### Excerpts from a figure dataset
● ● ● ●
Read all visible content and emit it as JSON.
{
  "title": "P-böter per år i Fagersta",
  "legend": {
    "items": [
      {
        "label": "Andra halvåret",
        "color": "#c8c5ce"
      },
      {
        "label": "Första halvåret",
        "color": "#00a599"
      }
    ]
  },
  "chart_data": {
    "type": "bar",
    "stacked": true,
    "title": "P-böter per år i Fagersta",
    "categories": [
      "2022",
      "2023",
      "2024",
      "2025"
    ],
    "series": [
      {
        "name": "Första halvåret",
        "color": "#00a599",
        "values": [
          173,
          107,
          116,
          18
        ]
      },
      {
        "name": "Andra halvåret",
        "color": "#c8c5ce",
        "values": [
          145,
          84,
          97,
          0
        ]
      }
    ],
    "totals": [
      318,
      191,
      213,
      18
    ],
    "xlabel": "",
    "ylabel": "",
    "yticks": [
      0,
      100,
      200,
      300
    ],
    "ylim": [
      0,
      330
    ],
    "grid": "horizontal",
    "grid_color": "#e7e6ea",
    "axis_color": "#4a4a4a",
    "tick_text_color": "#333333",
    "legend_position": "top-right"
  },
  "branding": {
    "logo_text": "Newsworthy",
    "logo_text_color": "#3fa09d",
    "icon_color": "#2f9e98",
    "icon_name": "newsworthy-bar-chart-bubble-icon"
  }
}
● ● ● ●
Reproduce the listing in full. Keep it exactly as written.

### Solution
Read all visible content and emit it as JSON.
{
  "title": "P-böter per år i Fagersta",
  "legend": {
    "items": [
      {
        "label": "Andra halvåret",
        "color": "#c8c5ce"
      },
      {
        "label": "Första halvåret",
        "color": "#00a599"
      }
    ]
  },
  "chart_data": {
    "type": "bar",
    "stacked": true,
    "title": "P-böter per år i Fagersta",
    "categories": [
      "2022",
      "2023",
      "2024",
      "2025"
    ],
    "series": [
      {
        "name": "Första halvåret",
        "color": "#00a599",
        "values": [
          173,
          107,
          116,
          18
        ]
      },
      {
        "name": "Andra halvåret",
        "color": "#c8c5ce",
        "values": [
          145,
          84,
          97,
          0
        ]
      }
    ],
    "totals": [
      318,
      191,
      213,
      18
    ],
    "xlabel": "",
    "ylabel": "",
    "yticks": [
      0,
      100,
      200,
      300
    ],
    "ylim": [
      0,
      330
    ],
    "grid": "horizontal",
    "grid_color": "#e7e6ea",
    "axis_color": "#4a4a4a",
    "tick_text_color": "#333333",
    "legend_position": "top-right"
  },
  "branding": {
    "logo_text": "Newsworthy",
    "logo_text_color": "#3fa09d",
    "icon_color": "#2f9e98",
    "icon_name": "newsworthy-bar-chart-bubble-icon"
  }
}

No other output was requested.